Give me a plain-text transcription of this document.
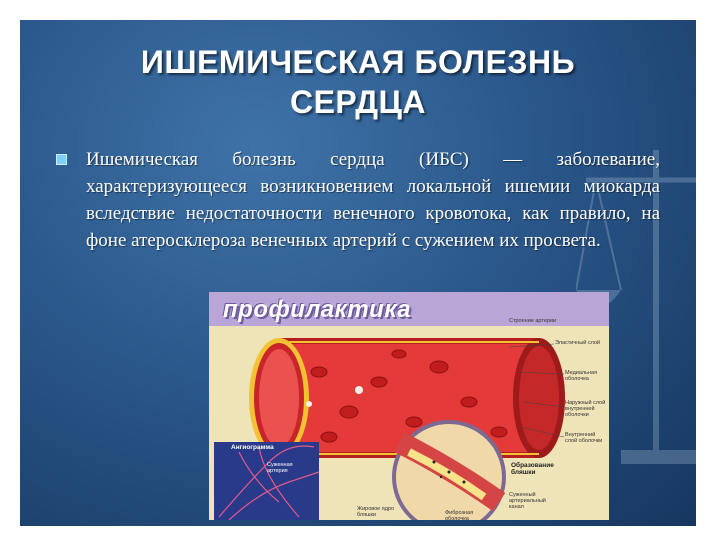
ИШЕМИЧЕСКАЯ БОЛЕЗНЬ
СЕРДЦА
Ишемическая болезнь сердца (ИБС) — заболевание, характеризующееся возникновением локальной ишемии миокарда вследствие недостаточности венечного кровотока, как правило, на фоне атеросклероза венечных артерий с сужением их просвета.
профилактика	Строение артерии
Эластичный слой
Медиальная оболочка
Наружный слой внутренней оболочки
Внутренний слой оболочки
Ангиограмма
Суженная артерия
Образование бляшки
Жировое ядро бляшки
Суженный артериальный канал
Фиброзная оболочка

━━━━━━━━━━

• [THE TASK]
Every line above should be returned exactly; the pictures stay out.

• [SOLVED EXERCISE]
Give me a plain-text transcription of this document.
ИШЕМИЧЕСКАЯ БОЛЕЗНЬ
СЕРДЦА
Ишемическая болезнь сердца (ИБС) — заболевание, характеризующееся возникновением локальной ишемии миокарда вследствие недостаточности венечного кровотока, как правило, на фоне атеросклероза венечных артерий с сужением их просвета.
профилактика	Строение артерии
Эластичный слой
Медиальная оболочка
Наружный слой внутренней оболочки
Внутренний слой оболочки
Ангиограмма
Суженная артерия
Образование бляшки
Жировое ядро бляшки
Суженный артериальный канал
Фиброзная оболочка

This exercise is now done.